## START INFORMATION SHOWN

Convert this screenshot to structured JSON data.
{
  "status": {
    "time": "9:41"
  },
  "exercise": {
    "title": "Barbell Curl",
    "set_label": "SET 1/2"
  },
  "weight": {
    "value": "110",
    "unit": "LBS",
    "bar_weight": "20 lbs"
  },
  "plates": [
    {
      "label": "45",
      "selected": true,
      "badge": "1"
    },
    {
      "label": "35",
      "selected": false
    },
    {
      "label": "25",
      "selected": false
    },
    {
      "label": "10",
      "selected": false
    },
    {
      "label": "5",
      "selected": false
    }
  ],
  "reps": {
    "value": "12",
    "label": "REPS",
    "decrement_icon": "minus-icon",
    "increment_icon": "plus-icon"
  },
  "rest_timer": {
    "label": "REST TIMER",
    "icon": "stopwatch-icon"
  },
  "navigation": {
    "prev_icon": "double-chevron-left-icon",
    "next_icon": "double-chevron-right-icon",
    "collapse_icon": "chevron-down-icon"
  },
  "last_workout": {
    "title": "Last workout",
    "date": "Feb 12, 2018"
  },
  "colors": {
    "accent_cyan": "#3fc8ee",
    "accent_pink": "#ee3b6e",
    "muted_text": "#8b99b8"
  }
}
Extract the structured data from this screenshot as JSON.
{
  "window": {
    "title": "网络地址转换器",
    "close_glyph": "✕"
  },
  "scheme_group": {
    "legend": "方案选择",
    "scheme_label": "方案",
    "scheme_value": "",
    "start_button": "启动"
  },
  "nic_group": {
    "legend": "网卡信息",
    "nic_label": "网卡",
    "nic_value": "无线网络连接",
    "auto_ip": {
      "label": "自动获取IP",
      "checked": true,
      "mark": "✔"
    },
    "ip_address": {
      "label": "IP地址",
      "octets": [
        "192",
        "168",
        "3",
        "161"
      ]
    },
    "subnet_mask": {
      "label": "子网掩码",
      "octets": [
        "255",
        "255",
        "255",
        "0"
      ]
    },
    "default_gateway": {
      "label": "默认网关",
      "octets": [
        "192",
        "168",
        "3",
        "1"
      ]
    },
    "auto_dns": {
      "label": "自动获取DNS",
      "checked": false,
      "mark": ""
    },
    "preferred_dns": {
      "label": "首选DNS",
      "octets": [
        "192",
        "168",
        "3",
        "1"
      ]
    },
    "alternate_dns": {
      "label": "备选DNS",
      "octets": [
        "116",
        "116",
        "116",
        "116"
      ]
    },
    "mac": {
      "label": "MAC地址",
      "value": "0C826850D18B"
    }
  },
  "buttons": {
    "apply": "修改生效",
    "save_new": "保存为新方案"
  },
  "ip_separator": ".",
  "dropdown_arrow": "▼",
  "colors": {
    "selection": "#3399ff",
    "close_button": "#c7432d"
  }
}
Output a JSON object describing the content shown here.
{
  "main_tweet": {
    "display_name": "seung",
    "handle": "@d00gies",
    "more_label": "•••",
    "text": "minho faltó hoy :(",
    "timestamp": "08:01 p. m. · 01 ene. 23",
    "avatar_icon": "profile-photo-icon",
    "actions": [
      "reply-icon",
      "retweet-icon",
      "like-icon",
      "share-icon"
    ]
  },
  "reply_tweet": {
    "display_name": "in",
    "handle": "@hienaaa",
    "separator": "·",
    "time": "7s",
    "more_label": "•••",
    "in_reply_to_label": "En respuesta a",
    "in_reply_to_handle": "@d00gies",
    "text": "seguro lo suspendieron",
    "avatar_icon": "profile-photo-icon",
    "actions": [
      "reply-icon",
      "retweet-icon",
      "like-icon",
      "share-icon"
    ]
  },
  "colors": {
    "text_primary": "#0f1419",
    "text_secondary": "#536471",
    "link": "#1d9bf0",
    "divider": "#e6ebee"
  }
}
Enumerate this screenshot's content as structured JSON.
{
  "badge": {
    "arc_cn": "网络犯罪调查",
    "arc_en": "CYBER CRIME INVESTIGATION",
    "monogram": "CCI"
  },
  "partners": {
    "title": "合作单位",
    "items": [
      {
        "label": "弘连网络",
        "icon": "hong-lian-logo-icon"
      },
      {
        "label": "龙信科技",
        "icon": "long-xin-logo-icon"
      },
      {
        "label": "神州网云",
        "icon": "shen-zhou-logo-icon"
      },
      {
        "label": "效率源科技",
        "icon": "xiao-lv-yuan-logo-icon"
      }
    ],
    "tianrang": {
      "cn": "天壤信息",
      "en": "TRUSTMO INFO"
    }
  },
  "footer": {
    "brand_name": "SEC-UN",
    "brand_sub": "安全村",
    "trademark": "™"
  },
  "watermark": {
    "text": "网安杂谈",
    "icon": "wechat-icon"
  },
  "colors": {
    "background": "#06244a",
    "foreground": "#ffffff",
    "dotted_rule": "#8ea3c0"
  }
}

## END INFORMATION SHOWN

WORK TO BE COMPLETED
Please output the complete data exactly.

EXERCISE SOLUTION
Convert this screenshot to structured JSON data.
{
  "status": {
    "time": "9:41"
  },
  "exercise": {
    "title": "Barbell Curl",
    "set_label": "SET 1/2"
  },
  "weight": {
    "value": "110",
    "unit": "LBS",
    "bar_weight": "20 lbs"
  },
  "plates": [
    {
      "label": "45",
      "selected": true,
      "badge": "1"
    },
    {
      "label": "35",
      "selected": false
    },
    {
      "label": "25",
      "selected": false
    },
    {
      "label": "10",
      "selected": false
    },
    {
      "label": "5",
      "selected": false
    }
  ],
  "reps": {
    "value": "12",
    "label": "REPS",
    "decrement_icon": "minus-icon",
    "increment_icon": "plus-icon"
  },
  "rest_timer": {
    "label": "REST TIMER",
    "icon": "stopwatch-icon"
  },
  "navigation": {
    "prev_icon": "double-chevron-left-icon",
    "next_icon": "double-chevron-right-icon",
    "collapse_icon": "chevron-down-icon"
  },
  "last_workout": {
    "title": "Last workout",
    "date": "Feb 12, 2018"
  },
  "colors": {
    "accent_cyan": "#3fc8ee",
    "accent_pink": "#ee3b6e",
    "muted_text": "#8b99b8"
  }
}
Extract the structured data from this screenshot as JSON.
{
  "window": {
    "title": "网络地址转换器",
    "close_glyph": "✕"
  },
  "scheme_group": {
    "legend": "方案选择",
    "scheme_label": "方案",
    "scheme_value": "",
    "start_button": "启动"
  },
  "nic_group": {
    "legend": "网卡信息",
    "nic_label": "网卡",
    "nic_value": "无线网络连接",
    "auto_ip": {
      "label": "自动获取IP",
      "checked": true,
      "mark": "✔"
    },
    "ip_address": {
      "label": "IP地址",
      "octets": [
        "192",
        "168",
        "3",
        "161"
      ]
    },
    "subnet_mask": {
      "label": "子网掩码",
      "octets": [
        "255",
        "255",
        "255",
        "0"
      ]
    },
    "default_gateway": {
      "label": "默认网关",
      "octets": [
        "192",
        "168",
        "3",
        "1"
      ]
    },
    "auto_dns": {
      "label": "自动获取DNS",
      "checked": false,
      "mark": ""
    },
    "preferred_dns": {
      "label": "首选DNS",
      "octets": [
        "192",
        "168",
        "3",
        "1"
      ]
    },
    "alternate_dns": {
      "label": "备选DNS",
      "octets": [
        "116",
        "116",
        "116",
        "116"
      ]
    },
    "mac": {
      "label": "MAC地址",
      "value": "0C826850D18B"
    }
  },
  "buttons": {
    "apply": "修改生效",
    "save_new": "保存为新方案"
  },
  "ip_separator": ".",
  "dropdown_arrow": "▼",
  "colors": {
    "selection": "#3399ff",
    "close_button": "#c7432d"
  }
}
Output a JSON object describing the content shown here.
{
  "main_tweet": {
    "display_name": "seung",
    "handle": "@d00gies",
    "more_label": "•••",
    "text": "minho faltó hoy :(",
    "timestamp": "08:01 p. m. · 01 ene. 23",
    "avatar_icon": "profile-photo-icon",
    "actions": [
      "reply-icon",
      "retweet-icon",
      "like-icon",
      "share-icon"
    ]
  },
  "reply_tweet": {
    "display_name": "in",
    "handle": "@hienaaa",
    "separator": "·",
    "time": "7s",
    "more_label": "•••",
    "in_reply_to_label": "En respuesta a",
    "in_reply_to_handle": "@d00gies",
    "text": "seguro lo suspendieron",
    "avatar_icon": "profile-photo-icon",
    "actions": [
      "reply-icon",
      "retweet-icon",
      "like-icon",
      "share-icon"
    ]
  },
  "colors": {
    "text_primary": "#0f1419",
    "text_secondary": "#536471",
    "link": "#1d9bf0",
    "divider": "#e6ebee"
  }
}
Enumerate this screenshot's content as structured JSON.
{
  "badge": {
    "arc_cn": "网络犯罪调查",
    "arc_en": "CYBER CRIME INVESTIGATION",
    "monogram": "CCI"
  },
  "partners": {
    "title": "合作单位",
    "items": [
      {
        "label": "弘连网络",
        "icon": "hong-lian-logo-icon"
      },
      {
        "label": "龙信科技",
        "icon": "long-xin-logo-icon"
      },
      {
        "label": "神州网云",
        "icon": "shen-zhou-logo-icon"
      },
      {
        "label": "效率源科技",
        "icon": "xiao-lv-yuan-logo-icon"
      }
    ],
    "tianrang": {
      "cn": "天壤信息",
      "en": "TRUSTMO INFO"
    }
  },
  "footer": {
    "brand_name": "SEC-UN",
    "brand_sub": "安全村",
    "trademark": "™"
  },
  "watermark": {
    "text": "网安杂谈",
    "icon": "wechat-icon"
  },
  "colors": {
    "background": "#06244a",
    "foreground": "#ffffff",
    "dotted_rule": "#8ea3c0"
  }
}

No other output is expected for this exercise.